Answer with a single number: the count of lines that hold "JSON".
(begin)
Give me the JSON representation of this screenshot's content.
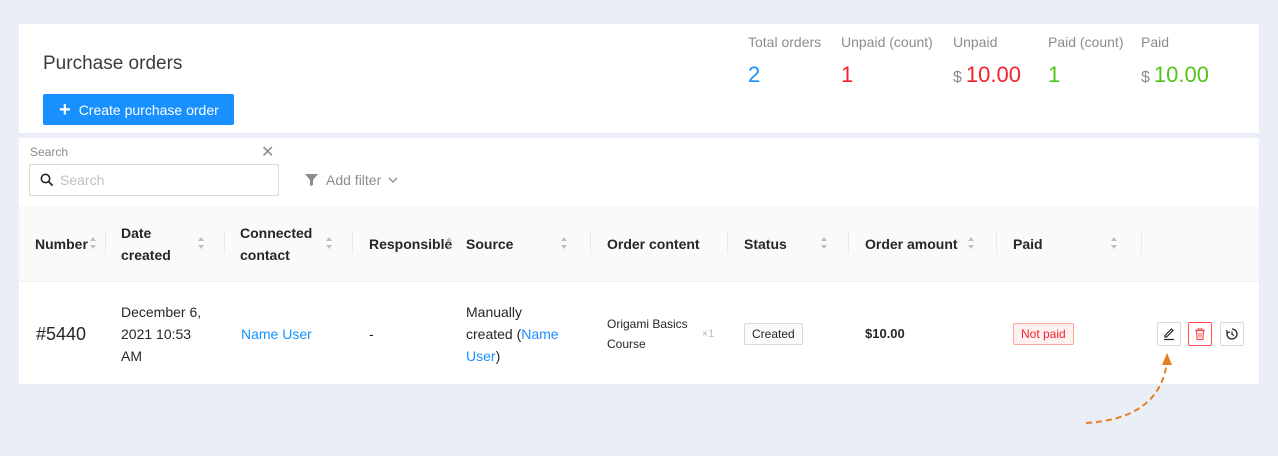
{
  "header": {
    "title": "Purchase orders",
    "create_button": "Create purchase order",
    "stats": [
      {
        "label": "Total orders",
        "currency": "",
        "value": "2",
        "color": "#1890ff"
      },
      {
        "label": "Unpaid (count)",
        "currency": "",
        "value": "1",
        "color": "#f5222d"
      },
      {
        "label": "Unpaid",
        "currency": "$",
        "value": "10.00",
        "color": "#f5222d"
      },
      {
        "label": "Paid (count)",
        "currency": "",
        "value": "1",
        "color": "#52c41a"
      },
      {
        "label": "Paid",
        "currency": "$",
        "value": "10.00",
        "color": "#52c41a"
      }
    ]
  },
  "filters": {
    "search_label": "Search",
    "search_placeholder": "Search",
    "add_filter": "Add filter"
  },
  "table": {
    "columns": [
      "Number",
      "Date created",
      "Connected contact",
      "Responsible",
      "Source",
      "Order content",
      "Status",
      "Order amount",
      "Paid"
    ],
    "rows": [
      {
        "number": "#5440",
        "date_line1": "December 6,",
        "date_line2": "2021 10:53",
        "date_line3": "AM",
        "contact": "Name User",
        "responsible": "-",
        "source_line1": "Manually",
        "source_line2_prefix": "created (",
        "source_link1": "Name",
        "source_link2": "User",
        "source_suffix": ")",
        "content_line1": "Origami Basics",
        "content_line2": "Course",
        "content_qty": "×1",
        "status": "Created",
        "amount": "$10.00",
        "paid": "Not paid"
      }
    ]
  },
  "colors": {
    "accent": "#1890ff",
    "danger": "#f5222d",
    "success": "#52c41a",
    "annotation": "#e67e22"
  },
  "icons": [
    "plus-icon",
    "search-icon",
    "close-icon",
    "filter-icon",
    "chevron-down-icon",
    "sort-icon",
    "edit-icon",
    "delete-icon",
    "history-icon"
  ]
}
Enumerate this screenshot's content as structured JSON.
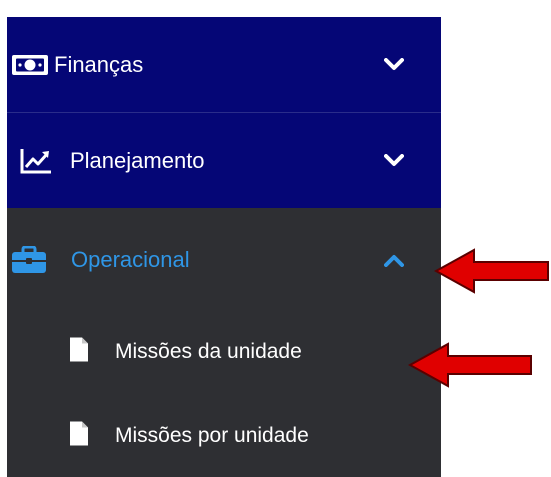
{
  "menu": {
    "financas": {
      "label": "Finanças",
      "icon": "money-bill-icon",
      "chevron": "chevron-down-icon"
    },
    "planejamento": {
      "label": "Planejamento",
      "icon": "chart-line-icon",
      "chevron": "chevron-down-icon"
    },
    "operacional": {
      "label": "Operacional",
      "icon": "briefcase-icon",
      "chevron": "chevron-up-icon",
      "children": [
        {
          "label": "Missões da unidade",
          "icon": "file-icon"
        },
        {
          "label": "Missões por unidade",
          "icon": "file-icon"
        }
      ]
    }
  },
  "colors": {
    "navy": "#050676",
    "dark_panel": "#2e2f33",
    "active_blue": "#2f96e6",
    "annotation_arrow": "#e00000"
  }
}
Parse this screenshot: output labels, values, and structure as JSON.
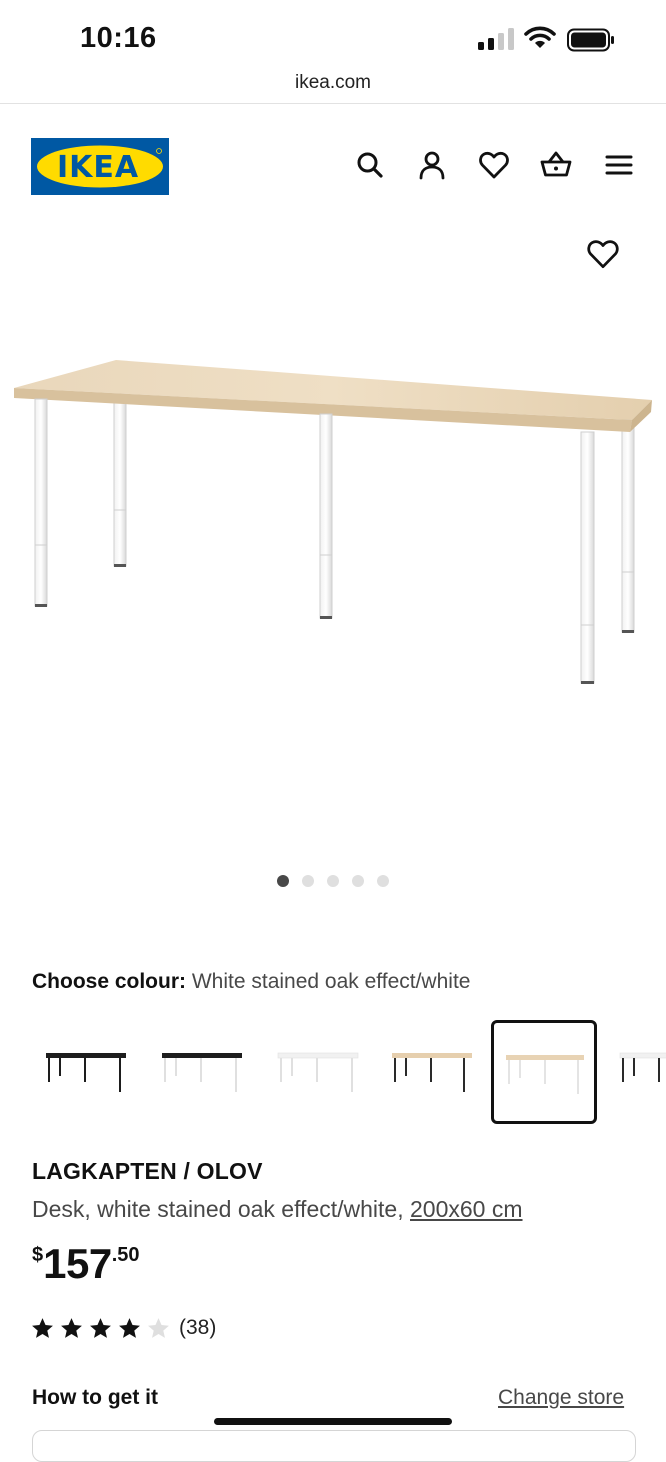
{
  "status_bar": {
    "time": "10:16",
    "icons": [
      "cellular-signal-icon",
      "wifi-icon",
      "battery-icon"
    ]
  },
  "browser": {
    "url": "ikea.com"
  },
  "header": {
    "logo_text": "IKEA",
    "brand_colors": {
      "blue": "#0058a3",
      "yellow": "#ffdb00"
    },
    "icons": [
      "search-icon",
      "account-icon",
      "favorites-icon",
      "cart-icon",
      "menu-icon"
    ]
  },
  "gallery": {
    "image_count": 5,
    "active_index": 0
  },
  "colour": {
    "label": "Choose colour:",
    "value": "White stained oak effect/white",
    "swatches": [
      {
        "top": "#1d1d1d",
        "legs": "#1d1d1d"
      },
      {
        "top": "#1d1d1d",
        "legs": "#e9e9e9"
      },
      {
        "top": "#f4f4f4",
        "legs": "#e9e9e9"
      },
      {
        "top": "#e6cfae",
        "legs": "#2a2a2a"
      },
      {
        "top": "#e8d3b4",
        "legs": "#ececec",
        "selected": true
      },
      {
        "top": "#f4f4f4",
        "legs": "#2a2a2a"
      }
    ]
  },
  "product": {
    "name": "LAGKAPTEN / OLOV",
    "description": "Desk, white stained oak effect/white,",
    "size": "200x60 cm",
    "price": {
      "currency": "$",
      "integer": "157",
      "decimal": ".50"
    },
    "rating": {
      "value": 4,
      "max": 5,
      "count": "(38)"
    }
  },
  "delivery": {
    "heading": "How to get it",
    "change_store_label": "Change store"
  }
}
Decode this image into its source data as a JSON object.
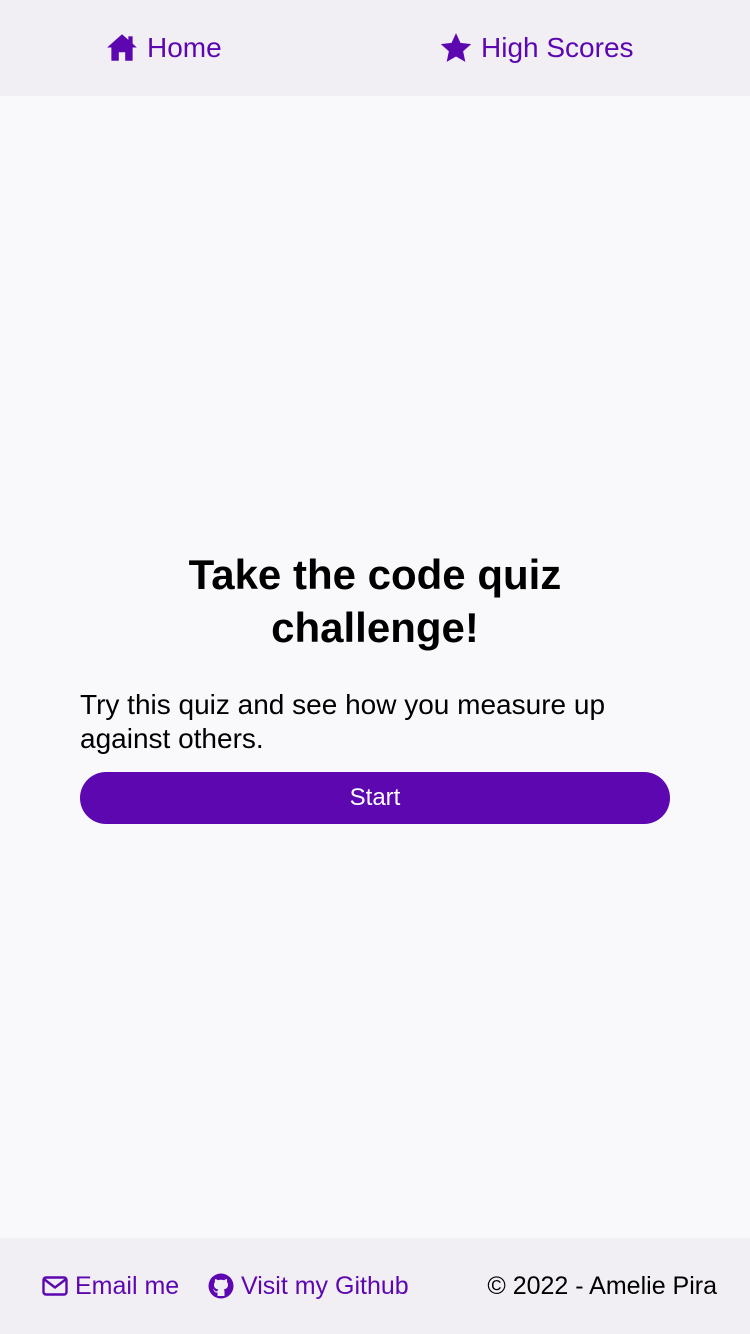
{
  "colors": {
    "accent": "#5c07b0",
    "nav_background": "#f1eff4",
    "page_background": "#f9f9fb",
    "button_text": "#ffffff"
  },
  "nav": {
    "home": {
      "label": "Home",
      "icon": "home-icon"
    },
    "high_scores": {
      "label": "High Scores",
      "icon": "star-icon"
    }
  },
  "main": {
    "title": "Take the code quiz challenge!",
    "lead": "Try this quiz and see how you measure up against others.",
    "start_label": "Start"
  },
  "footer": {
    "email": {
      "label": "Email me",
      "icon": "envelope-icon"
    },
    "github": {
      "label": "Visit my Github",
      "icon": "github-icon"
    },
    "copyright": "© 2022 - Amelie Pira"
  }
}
(end)
§ OUTPUT: 4